• **EXERCISE REQUIREMENTS**
The required output is a single number: how many lines of the material contain the string "text".

----------

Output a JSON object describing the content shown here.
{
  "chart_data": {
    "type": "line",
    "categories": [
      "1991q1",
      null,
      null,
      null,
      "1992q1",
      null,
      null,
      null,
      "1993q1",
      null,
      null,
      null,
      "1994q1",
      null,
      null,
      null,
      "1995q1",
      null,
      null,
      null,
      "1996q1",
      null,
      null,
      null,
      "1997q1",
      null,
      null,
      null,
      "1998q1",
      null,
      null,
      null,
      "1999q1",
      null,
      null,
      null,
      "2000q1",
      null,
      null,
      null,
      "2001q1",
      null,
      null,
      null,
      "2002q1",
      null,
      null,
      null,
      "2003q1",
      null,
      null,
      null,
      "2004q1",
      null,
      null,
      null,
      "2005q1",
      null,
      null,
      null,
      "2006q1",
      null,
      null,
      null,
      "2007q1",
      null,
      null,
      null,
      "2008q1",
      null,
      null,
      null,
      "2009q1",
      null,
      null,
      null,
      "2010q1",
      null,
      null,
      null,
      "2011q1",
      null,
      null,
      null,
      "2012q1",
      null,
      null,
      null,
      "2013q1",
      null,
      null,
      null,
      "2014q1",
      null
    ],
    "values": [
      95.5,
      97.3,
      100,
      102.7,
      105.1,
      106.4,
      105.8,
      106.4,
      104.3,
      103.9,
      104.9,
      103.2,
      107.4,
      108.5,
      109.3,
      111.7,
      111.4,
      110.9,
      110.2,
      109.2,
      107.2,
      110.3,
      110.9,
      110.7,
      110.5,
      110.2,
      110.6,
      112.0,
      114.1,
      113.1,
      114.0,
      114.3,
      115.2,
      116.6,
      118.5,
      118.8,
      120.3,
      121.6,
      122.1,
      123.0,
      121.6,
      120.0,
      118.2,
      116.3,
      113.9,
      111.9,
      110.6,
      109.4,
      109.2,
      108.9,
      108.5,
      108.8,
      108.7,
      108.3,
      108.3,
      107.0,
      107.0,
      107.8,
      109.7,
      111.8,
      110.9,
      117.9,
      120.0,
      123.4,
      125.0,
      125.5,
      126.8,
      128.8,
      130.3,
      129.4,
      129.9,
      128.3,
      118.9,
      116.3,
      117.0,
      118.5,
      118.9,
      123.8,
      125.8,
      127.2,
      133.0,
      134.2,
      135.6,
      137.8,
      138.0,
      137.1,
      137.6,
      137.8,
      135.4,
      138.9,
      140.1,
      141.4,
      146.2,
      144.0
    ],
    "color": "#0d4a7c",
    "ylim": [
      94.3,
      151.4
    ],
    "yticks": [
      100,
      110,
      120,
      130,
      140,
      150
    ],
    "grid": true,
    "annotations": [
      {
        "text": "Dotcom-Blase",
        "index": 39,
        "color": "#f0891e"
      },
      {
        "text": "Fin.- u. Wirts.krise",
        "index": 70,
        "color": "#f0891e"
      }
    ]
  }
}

----------

• **TASK SOLUTION**
2